Page content transcription data:
══════

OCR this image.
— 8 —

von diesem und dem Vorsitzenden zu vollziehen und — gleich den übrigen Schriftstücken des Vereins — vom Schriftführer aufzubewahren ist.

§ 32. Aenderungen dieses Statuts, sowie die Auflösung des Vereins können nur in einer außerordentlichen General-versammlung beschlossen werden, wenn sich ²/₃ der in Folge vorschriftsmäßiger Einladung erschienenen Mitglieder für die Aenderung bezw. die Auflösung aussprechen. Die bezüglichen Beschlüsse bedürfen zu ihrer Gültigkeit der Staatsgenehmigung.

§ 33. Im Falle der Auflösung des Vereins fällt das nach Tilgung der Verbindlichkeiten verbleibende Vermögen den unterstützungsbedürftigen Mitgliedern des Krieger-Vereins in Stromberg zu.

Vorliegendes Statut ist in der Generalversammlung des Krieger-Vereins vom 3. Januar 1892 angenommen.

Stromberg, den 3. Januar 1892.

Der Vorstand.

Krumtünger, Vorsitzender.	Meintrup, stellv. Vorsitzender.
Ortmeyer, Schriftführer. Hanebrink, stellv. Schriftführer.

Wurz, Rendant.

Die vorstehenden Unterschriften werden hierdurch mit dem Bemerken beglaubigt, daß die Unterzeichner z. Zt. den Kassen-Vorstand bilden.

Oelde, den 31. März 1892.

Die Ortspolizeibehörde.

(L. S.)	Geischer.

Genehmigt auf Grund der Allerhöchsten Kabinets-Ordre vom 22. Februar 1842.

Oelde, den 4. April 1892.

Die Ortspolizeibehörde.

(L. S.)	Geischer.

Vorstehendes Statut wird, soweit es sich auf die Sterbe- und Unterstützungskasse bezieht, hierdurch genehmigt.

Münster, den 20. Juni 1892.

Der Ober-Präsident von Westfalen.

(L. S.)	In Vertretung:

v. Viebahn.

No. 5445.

══════

■ Exercise goal
So that nothing differs from the original, transcribe all of the records above.

■ Answer area
OCR this image.
— 8 —

von diesem und dem Vorsitzenden zu vollziehen und — gleich den übrigen Schriftstücken des Vereins — vom Schriftführer aufzubewahren ist.

§ 32. Aenderungen dieses Statuts, sowie die Auflösung des Vereins können nur in einer außerordentlichen General-versammlung beschlossen werden, wenn sich ²/₃ der in Folge vorschriftsmäßiger Einladung erschienenen Mitglieder für die Aenderung bezw. die Auflösung aussprechen. Die bezüglichen Beschlüsse bedürfen zu ihrer Gültigkeit der Staatsgenehmigung.

§ 33. Im Falle der Auflösung des Vereins fällt das nach Tilgung der Verbindlichkeiten verbleibende Vermögen den unterstützungsbedürftigen Mitgliedern des Krieger-Vereins in Stromberg zu.

Vorliegendes Statut ist in der Generalversammlung des Krieger-Vereins vom 3. Januar 1892 angenommen.

Stromberg, den 3. Januar 1892.

Der Vorstand.

Krumtünger, Vorsitzender.	Meintrup, stellv. Vorsitzender.
Ortmeyer, Schriftführer. Hanebrink, stellv. Schriftführer.

Wurz, Rendant.

Die vorstehenden Unterschriften werden hierdurch mit dem Bemerken beglaubigt, daß die Unterzeichner z. Zt. den Kassen-Vorstand bilden.

Oelde, den 31. März 1892.

Die Ortspolizeibehörde.

(L. S.)	Geischer.

Genehmigt auf Grund der Allerhöchsten Kabinets-Ordre vom 22. Februar 1842.

Oelde, den 4. April 1892.

Die Ortspolizeibehörde.

(L. S.)	Geischer.

Vorstehendes Statut wird, soweit es sich auf die Sterbe- und Unterstützungskasse bezieht, hierdurch genehmigt.

Münster, den 20. Juni 1892.

Der Ober-Präsident von Westfalen.

(L. S.)	In Vertretung:

v. Viebahn.

No. 5445.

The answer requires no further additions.